[Saved data entries]
★ ★ ★
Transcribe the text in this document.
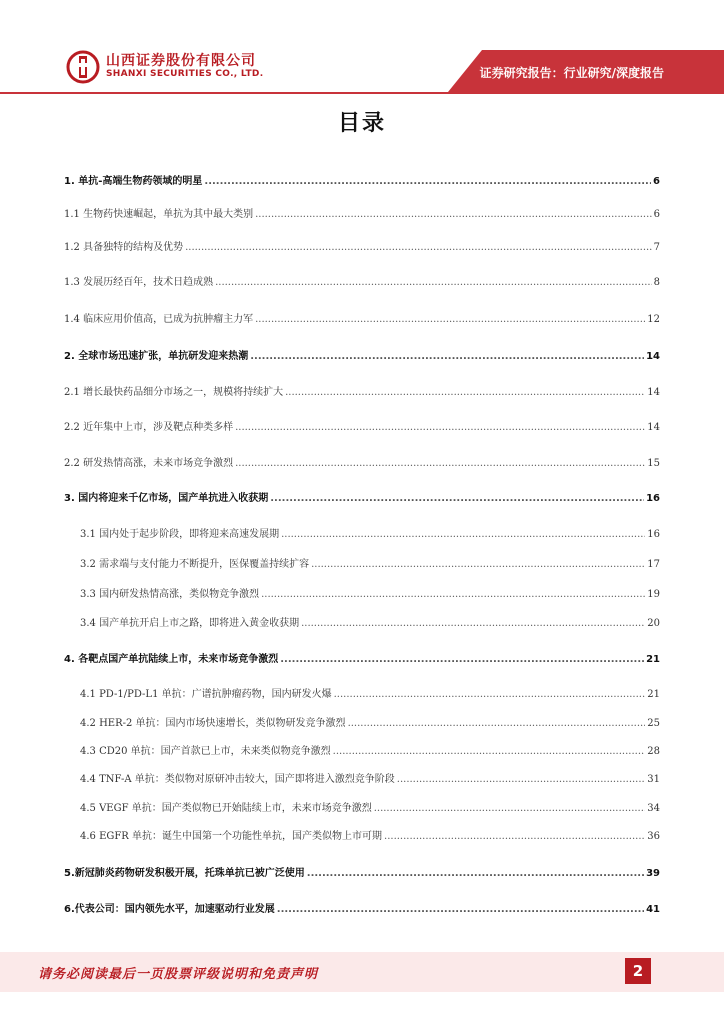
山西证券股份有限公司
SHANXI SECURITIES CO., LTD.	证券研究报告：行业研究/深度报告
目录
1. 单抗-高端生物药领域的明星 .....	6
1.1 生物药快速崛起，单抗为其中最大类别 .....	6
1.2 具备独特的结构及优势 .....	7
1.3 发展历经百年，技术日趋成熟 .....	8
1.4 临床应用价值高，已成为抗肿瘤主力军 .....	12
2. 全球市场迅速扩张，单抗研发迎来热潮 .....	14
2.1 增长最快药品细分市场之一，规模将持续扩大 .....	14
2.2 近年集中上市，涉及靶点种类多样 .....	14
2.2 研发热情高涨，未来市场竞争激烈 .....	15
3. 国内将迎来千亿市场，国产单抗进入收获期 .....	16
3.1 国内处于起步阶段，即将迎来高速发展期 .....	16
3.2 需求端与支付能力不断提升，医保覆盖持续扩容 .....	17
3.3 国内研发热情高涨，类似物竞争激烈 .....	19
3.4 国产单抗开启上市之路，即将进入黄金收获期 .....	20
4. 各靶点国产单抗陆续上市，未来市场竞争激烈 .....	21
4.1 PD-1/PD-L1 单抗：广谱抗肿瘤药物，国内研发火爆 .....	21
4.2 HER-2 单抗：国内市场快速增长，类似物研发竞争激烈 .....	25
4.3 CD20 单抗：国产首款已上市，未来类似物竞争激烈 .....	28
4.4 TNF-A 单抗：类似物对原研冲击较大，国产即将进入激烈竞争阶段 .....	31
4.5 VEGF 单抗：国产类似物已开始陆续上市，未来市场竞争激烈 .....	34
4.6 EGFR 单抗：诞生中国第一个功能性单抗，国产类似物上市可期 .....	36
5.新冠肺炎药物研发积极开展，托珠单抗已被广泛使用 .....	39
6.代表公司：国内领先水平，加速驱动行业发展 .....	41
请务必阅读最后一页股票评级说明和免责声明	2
★ ★ ★
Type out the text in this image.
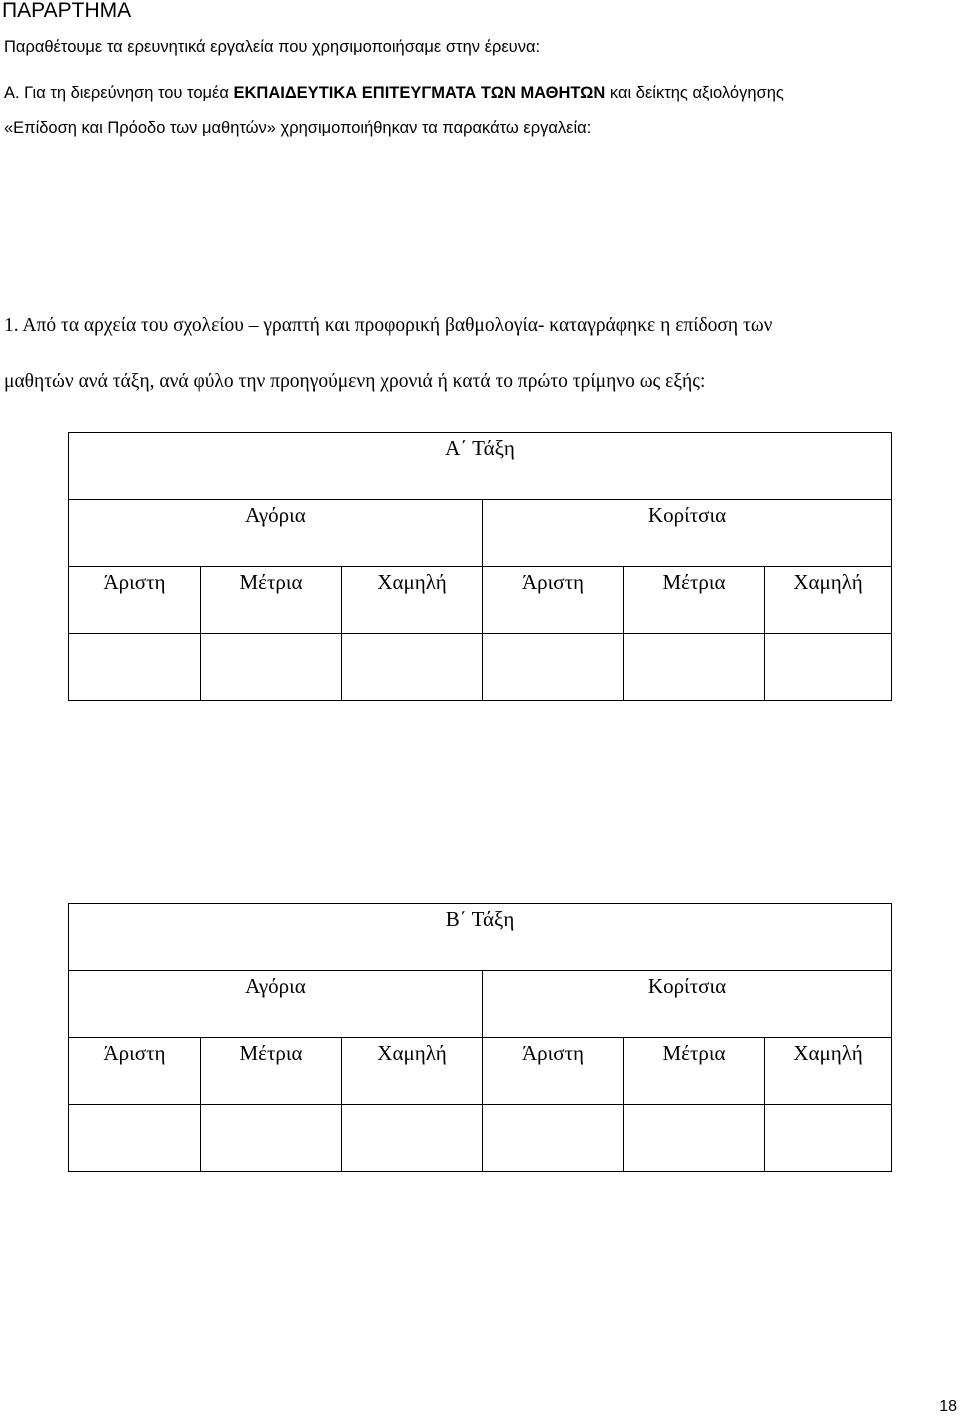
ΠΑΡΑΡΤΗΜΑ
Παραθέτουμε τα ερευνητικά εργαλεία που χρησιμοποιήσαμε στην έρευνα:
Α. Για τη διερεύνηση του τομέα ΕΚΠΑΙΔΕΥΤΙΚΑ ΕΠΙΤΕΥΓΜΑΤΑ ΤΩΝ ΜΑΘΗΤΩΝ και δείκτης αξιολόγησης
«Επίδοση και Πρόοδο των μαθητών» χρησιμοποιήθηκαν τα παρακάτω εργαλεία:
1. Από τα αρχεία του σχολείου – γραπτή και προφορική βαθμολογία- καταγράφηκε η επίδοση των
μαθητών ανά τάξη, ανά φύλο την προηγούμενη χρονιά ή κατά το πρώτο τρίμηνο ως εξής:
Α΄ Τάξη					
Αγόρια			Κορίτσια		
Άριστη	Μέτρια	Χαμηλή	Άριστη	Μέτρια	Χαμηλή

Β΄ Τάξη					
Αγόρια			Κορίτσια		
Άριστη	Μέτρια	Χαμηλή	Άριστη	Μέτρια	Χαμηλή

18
★ ★ ★
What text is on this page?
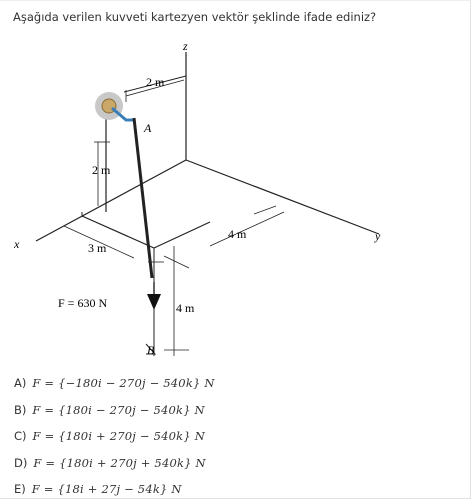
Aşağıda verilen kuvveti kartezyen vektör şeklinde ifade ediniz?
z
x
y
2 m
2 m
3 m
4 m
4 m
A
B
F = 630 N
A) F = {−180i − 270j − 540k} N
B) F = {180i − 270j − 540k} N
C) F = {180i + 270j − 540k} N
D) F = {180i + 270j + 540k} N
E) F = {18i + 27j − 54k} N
★ ★ ★
The problem: Return each full line of the entries that contains the word "未来市场竞争激烈".

Task result:
2.2 研发热情高涨，未来市场竞争激烈 .....	15
4. 各靶点国产单抗陆续上市，未来市场竞争激烈 .....	21
4.5 VEGF 单抗：国产类似物已开始陆续上市，未来市场竞争激烈 .....	34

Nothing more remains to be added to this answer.